**What the task requires:**
List each line of the data that holds the string "name".

**Supplied material:**
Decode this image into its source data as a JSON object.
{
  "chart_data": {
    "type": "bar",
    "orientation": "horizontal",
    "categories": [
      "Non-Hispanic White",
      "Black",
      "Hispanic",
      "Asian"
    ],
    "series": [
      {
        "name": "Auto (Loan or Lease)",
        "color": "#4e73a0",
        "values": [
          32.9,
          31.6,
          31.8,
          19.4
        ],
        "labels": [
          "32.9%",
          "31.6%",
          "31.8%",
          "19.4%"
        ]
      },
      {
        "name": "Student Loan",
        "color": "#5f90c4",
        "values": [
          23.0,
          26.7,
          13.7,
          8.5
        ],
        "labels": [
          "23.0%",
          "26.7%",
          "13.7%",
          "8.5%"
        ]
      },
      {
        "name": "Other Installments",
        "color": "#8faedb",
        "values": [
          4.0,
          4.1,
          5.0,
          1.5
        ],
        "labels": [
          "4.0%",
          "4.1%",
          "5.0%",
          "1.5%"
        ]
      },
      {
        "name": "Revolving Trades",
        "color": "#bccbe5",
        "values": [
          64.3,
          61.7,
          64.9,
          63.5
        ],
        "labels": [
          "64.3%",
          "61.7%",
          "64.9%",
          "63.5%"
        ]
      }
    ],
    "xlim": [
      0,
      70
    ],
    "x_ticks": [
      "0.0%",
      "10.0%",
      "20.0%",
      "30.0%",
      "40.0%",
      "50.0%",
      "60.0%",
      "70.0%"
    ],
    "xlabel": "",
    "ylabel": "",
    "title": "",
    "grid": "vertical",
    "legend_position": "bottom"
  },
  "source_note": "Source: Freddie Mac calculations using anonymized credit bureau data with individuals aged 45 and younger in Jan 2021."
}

**Answer to this problem:**
        "name": "Auto (Loan or Lease)",
        "name": "Student Loan",
        "name": "Other Installments",
        "name": "Revolving Trades",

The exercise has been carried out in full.